What you will do: Copy every line from the material below that holds "Function".

Records for this task:
══════
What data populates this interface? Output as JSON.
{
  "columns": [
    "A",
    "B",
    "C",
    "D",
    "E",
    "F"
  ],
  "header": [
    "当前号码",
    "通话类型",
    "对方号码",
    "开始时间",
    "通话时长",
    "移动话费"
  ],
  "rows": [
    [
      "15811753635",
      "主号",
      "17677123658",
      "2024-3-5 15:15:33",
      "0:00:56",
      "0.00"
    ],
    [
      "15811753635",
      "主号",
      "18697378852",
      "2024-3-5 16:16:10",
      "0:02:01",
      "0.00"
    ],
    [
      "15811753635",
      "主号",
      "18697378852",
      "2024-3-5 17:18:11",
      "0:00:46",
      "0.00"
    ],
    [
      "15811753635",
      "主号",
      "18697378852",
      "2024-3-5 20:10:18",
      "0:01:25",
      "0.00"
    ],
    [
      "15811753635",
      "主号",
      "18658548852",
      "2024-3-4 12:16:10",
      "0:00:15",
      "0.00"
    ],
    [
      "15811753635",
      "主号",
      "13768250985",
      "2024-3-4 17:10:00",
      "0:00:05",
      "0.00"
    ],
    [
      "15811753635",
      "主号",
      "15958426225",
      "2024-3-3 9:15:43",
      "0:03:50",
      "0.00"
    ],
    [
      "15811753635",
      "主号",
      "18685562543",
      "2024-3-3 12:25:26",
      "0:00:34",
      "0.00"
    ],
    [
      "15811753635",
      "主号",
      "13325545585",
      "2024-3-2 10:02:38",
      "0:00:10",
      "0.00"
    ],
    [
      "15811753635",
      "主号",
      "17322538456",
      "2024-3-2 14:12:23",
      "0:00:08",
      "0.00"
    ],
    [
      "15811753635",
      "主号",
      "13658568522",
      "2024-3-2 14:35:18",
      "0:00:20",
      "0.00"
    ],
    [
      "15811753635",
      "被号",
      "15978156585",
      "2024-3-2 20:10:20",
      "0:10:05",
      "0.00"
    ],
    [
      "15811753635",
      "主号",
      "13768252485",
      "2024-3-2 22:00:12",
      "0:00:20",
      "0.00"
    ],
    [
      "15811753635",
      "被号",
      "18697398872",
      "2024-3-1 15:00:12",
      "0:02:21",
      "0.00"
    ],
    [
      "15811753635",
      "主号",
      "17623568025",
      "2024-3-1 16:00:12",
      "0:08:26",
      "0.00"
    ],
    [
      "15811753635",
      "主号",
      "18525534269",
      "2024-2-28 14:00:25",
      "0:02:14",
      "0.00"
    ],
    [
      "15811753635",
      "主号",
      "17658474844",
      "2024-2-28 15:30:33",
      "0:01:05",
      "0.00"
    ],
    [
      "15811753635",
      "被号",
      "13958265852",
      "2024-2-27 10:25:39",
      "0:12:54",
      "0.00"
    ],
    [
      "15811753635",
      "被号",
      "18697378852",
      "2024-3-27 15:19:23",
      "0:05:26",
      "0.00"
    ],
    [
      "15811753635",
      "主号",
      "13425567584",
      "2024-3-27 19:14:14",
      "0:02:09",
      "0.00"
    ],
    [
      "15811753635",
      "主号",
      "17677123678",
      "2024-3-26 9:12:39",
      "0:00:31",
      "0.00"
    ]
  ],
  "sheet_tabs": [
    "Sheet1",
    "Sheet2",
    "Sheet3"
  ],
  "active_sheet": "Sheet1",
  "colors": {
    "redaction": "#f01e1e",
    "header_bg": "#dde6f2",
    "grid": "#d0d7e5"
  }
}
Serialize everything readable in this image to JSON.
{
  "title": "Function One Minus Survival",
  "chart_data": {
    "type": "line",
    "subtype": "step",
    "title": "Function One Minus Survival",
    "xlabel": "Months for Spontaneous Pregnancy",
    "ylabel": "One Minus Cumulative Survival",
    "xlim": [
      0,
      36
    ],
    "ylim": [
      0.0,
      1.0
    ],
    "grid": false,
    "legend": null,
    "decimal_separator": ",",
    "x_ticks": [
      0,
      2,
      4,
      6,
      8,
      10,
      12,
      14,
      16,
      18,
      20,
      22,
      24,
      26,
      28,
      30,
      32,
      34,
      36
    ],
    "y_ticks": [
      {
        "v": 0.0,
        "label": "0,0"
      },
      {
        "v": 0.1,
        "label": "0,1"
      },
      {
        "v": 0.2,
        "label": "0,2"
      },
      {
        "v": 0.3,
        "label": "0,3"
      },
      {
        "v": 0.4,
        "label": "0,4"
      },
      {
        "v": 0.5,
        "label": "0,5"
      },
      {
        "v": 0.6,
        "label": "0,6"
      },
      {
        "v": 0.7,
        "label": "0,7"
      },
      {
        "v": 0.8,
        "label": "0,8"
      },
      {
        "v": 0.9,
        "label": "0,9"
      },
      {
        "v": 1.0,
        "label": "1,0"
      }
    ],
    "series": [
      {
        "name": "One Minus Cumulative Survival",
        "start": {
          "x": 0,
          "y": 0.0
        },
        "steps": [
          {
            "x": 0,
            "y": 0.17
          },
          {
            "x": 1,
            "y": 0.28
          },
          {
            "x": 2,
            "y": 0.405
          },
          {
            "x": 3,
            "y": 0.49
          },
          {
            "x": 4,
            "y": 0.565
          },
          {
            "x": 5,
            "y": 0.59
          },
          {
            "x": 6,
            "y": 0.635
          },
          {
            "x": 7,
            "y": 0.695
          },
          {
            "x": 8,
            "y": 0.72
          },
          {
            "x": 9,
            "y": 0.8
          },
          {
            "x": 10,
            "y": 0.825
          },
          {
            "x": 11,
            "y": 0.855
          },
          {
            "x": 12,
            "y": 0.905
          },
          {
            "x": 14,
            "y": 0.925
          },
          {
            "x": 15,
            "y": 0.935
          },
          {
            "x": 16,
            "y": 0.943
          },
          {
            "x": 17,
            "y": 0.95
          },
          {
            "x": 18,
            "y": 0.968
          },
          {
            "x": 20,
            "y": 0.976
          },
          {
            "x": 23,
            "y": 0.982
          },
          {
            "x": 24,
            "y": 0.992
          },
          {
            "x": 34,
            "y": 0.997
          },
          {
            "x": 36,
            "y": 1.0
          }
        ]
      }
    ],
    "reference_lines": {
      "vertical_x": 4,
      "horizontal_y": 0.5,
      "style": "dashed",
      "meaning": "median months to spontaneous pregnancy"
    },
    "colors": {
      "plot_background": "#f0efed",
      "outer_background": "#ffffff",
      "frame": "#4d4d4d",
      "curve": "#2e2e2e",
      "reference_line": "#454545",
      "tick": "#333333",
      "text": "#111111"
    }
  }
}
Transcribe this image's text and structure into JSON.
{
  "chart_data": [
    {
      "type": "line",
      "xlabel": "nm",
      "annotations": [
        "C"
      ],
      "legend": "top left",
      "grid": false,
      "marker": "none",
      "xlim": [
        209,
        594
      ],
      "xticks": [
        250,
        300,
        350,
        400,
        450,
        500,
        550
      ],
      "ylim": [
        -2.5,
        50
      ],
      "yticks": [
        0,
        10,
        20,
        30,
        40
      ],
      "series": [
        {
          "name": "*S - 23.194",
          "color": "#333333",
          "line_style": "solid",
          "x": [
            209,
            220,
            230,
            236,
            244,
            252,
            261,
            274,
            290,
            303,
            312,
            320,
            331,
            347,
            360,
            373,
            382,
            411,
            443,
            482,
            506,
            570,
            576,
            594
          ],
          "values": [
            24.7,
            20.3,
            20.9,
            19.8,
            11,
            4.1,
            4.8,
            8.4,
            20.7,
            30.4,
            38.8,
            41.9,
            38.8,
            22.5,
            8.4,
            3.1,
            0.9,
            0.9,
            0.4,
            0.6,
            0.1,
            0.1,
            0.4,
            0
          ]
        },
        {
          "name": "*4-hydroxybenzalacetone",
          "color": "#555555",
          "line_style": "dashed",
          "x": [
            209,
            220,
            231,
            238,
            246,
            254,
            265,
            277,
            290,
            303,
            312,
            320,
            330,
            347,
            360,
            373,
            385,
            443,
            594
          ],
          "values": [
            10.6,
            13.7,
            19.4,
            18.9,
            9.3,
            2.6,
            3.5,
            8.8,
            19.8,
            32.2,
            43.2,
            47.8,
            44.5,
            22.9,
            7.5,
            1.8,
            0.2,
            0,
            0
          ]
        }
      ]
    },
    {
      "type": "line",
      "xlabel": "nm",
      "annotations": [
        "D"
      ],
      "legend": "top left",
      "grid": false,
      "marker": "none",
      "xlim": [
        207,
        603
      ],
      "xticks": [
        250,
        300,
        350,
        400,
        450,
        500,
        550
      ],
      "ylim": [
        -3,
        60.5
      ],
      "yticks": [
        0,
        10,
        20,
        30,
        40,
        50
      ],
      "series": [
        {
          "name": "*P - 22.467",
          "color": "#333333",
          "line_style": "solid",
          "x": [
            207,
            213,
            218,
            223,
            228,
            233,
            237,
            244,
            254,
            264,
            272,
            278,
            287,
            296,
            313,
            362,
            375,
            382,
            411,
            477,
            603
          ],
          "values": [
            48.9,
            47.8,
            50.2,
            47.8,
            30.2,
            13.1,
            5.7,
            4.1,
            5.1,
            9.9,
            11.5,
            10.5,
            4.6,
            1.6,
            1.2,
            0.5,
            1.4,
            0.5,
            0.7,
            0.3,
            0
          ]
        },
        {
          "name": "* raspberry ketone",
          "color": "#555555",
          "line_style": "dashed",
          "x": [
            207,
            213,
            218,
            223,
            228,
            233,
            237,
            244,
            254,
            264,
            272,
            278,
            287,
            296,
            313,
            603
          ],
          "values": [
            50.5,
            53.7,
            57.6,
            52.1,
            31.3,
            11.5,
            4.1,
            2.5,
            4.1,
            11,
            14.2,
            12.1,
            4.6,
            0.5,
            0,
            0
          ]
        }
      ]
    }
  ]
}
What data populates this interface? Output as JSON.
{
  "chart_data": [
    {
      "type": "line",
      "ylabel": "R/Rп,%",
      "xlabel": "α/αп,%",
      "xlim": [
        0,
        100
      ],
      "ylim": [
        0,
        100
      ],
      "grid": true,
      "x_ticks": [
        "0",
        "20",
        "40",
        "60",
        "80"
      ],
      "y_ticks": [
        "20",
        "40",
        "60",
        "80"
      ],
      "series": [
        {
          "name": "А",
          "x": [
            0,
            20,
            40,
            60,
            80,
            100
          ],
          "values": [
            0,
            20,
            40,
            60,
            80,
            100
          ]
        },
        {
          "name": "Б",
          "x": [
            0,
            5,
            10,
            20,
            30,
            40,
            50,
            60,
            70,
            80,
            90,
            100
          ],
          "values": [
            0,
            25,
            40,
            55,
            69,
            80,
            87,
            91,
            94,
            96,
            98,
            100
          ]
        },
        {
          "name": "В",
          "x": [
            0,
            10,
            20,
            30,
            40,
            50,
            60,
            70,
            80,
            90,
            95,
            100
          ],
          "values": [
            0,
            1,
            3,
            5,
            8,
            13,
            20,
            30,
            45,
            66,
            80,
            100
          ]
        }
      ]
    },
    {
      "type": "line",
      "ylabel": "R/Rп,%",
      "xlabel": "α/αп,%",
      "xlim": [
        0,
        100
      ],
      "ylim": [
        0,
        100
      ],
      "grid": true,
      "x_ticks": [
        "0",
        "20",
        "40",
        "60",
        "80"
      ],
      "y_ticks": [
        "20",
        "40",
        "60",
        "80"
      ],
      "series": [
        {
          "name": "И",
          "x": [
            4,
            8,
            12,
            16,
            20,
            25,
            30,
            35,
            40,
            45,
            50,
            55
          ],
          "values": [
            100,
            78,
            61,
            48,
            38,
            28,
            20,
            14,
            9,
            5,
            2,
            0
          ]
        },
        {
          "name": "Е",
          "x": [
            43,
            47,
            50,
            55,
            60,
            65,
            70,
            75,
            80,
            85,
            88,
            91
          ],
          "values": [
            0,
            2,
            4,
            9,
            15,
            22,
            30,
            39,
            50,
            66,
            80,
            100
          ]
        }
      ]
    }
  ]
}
══════
Response to this task:
  "title": "Function One Minus Survival",
    "title": "Function One Minus Survival",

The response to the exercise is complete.